DIRECTIONS:
Leave the pictures aside and write out exactly every line from the one containing "Parse this screenshot: output" through the last line.
------ MATERIAL SHOWN ------
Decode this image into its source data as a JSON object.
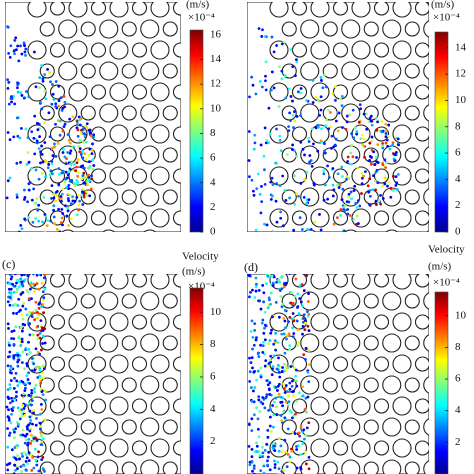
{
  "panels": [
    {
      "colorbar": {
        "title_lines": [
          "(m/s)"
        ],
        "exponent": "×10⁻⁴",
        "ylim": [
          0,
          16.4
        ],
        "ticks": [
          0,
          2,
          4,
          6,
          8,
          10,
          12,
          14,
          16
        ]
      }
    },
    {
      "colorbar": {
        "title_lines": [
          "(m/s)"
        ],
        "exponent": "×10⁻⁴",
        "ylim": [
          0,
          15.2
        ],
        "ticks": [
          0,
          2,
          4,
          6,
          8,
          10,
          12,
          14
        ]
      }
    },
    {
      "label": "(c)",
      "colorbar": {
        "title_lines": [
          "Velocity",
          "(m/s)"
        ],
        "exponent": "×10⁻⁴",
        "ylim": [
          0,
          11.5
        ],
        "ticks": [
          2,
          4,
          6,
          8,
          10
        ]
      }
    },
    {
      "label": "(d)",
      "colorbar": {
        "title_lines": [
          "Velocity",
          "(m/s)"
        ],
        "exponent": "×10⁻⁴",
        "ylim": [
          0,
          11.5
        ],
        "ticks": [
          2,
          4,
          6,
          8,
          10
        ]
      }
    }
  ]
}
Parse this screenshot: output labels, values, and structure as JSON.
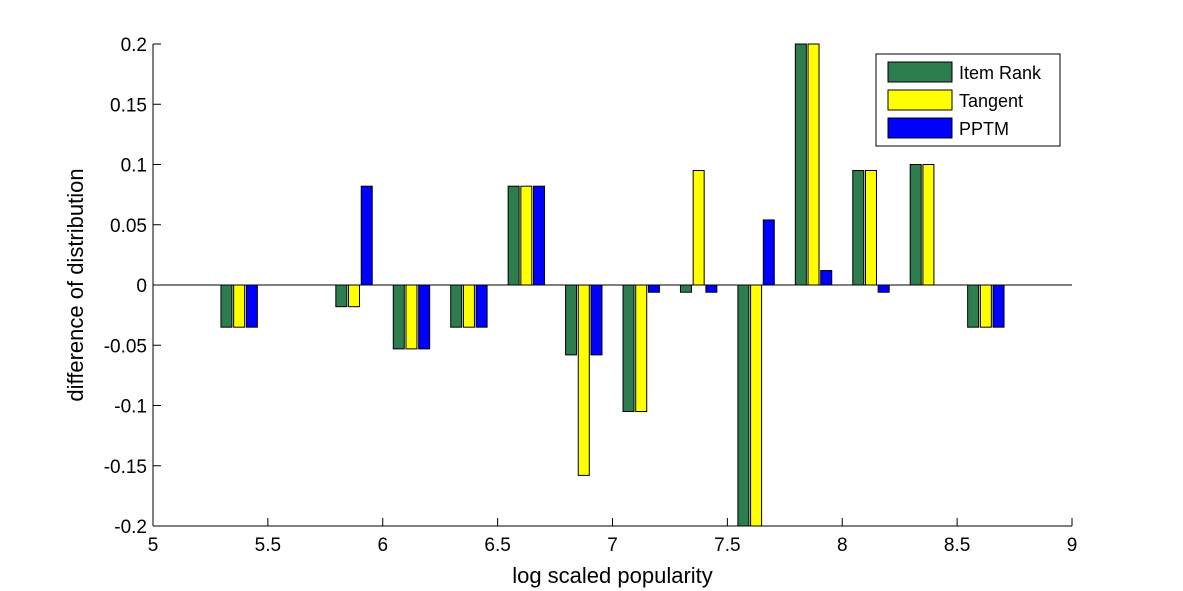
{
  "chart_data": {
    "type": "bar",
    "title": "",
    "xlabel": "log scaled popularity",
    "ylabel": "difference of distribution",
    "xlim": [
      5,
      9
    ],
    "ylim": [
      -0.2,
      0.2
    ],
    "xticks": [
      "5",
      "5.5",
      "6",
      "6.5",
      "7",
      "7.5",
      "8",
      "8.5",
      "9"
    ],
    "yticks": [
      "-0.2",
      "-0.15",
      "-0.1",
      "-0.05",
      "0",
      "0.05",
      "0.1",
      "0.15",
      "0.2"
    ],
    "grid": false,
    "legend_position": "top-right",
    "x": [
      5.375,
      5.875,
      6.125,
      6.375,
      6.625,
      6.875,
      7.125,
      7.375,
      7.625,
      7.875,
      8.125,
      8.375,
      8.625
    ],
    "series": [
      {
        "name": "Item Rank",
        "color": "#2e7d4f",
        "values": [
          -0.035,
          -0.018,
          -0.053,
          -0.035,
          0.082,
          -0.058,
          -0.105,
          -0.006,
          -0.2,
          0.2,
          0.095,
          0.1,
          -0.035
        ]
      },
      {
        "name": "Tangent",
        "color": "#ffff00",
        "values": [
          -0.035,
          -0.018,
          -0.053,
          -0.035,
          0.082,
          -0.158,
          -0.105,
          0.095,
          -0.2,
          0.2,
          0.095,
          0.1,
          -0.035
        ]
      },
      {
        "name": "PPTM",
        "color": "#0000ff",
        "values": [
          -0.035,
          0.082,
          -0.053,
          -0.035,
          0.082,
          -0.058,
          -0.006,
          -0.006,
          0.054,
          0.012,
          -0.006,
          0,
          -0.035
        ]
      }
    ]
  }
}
------
TASK SOLUTION:
Parse this screenshot: output labels, values, and structure as JSON.
{
  "chart_data": {
    "type": "bar",
    "title": "",
    "xlabel": "log scaled popularity",
    "ylabel": "difference of distribution",
    "xlim": [
      5,
      9
    ],
    "ylim": [
      -0.2,
      0.2
    ],
    "xticks": [
      "5",
      "5.5",
      "6",
      "6.5",
      "7",
      "7.5",
      "8",
      "8.5",
      "9"
    ],
    "yticks": [
      "-0.2",
      "-0.15",
      "-0.1",
      "-0.05",
      "0",
      "0.05",
      "0.1",
      "0.15",
      "0.2"
    ],
    "grid": false,
    "legend_position": "top-right",
    "x": [
      5.375,
      5.875,
      6.125,
      6.375,
      6.625,
      6.875,
      7.125,
      7.375,
      7.625,
      7.875,
      8.125,
      8.375,
      8.625
    ],
    "series": [
      {
        "name": "Item Rank",
        "color": "#2e7d4f",
        "values": [
          -0.035,
          -0.018,
          -0.053,
          -0.035,
          0.082,
          -0.058,
          -0.105,
          -0.006,
          -0.2,
          0.2,
          0.095,
          0.1,
          -0.035
        ]
      },
      {
        "name": "Tangent",
        "color": "#ffff00",
        "values": [
          -0.035,
          -0.018,
          -0.053,
          -0.035,
          0.082,
          -0.158,
          -0.105,
          0.095,
          -0.2,
          0.2,
          0.095,
          0.1,
          -0.035
        ]
      },
      {
        "name": "PPTM",
        "color": "#0000ff",
        "values": [
          -0.035,
          0.082,
          -0.053,
          -0.035,
          0.082,
          -0.058,
          -0.006,
          -0.006,
          0.054,
          0.012,
          -0.006,
          0,
          -0.035
        ]
      }
    ]
  }
}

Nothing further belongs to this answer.